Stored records
[Begin]

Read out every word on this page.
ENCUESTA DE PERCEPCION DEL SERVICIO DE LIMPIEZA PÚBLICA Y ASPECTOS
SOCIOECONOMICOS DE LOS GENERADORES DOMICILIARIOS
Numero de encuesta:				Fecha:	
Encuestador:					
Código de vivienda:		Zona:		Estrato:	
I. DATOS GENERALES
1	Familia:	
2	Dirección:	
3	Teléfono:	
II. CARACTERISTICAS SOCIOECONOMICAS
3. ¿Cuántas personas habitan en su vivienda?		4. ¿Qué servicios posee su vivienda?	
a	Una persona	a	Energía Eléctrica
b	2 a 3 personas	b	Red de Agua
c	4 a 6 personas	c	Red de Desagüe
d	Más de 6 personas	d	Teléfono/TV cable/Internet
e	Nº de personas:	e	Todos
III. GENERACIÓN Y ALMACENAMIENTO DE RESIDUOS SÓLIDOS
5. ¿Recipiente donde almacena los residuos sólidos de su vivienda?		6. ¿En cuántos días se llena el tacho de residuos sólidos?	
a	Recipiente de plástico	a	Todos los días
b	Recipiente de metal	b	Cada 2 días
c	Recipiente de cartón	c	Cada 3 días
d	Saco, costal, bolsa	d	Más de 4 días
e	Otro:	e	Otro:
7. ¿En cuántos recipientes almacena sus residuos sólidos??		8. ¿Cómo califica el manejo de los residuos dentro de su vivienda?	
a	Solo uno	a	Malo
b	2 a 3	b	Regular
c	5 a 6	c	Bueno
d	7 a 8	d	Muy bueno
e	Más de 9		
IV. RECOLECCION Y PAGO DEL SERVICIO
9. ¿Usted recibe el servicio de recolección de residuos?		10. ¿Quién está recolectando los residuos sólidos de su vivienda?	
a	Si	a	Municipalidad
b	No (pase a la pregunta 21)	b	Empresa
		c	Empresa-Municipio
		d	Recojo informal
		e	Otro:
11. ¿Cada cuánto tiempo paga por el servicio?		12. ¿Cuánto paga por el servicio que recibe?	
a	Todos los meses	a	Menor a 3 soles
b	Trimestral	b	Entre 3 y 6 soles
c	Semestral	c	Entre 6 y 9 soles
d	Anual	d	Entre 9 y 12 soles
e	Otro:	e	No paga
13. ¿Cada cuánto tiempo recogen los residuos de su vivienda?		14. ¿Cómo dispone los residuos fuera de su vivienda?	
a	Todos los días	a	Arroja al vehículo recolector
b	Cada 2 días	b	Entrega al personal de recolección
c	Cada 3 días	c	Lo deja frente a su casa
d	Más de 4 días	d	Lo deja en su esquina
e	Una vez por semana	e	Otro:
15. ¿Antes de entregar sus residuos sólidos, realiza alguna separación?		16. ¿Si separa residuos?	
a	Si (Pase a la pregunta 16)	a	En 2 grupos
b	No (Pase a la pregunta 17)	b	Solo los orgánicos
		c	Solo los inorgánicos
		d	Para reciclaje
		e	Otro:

[End]

* [PROBLEM TO SOLVE] Above are some records; extract every one of them exactly.

* [ANSWER FOR THE TASK]
Read out every word on this page.
ENCUESTA DE PERCEPCION DEL SERVICIO DE LIMPIEZA PÚBLICA Y ASPECTOS
SOCIOECONOMICOS DE LOS GENERADORES DOMICILIARIOS
Numero de encuesta:				Fecha:	
Encuestador:					
Código de vivienda:		Zona:		Estrato:	
I. DATOS GENERALES
1	Familia:	
2	Dirección:	
3	Teléfono:	
II. CARACTERISTICAS SOCIOECONOMICAS
3. ¿Cuántas personas habitan en su vivienda?		4. ¿Qué servicios posee su vivienda?	
a	Una persona	a	Energía Eléctrica
b	2 a 3 personas	b	Red de Agua
c	4 a 6 personas	c	Red de Desagüe
d	Más de 6 personas	d	Teléfono/TV cable/Internet
e	Nº de personas:	e	Todos
III. GENERACIÓN Y ALMACENAMIENTO DE RESIDUOS SÓLIDOS
5. ¿Recipiente donde almacena los residuos sólidos de su vivienda?		6. ¿En cuántos días se llena el tacho de residuos sólidos?	
a	Recipiente de plástico	a	Todos los días
b	Recipiente de metal	b	Cada 2 días
c	Recipiente de cartón	c	Cada 3 días
d	Saco, costal, bolsa	d	Más de 4 días
e	Otro:	e	Otro:
7. ¿En cuántos recipientes almacena sus residuos sólidos??		8. ¿Cómo califica el manejo de los residuos dentro de su vivienda?	
a	Solo uno	a	Malo
b	2 a 3	b	Regular
c	5 a 6	c	Bueno
d	7 a 8	d	Muy bueno
e	Más de 9		
IV. RECOLECCION Y PAGO DEL SERVICIO
9. ¿Usted recibe el servicio de recolección de residuos?		10. ¿Quién está recolectando los residuos sólidos de su vivienda?	
a	Si	a	Municipalidad
b	No (pase a la pregunta 21)	b	Empresa
		c	Empresa-Municipio
		d	Recojo informal
		e	Otro:
11. ¿Cada cuánto tiempo paga por el servicio?		12. ¿Cuánto paga por el servicio que recibe?	
a	Todos los meses	a	Menor a 3 soles
b	Trimestral	b	Entre 3 y 6 soles
c	Semestral	c	Entre 6 y 9 soles
d	Anual	d	Entre 9 y 12 soles
e	Otro:	e	No paga
13. ¿Cada cuánto tiempo recogen los residuos de su vivienda?		14. ¿Cómo dispone los residuos fuera de su vivienda?	
a	Todos los días	a	Arroja al vehículo recolector
b	Cada 2 días	b	Entrega al personal de recolección
c	Cada 3 días	c	Lo deja frente a su casa
d	Más de 4 días	d	Lo deja en su esquina
e	Una vez por semana	e	Otro:
15. ¿Antes de entregar sus residuos sólidos, realiza alguna separación?		16. ¿Si separa residuos?	
a	Si (Pase a la pregunta 16)	a	En 2 grupos
b	No (Pase a la pregunta 17)	b	Solo los orgánicos
		c	Solo los inorgánicos
		d	Para reciclaje
		e	Otro:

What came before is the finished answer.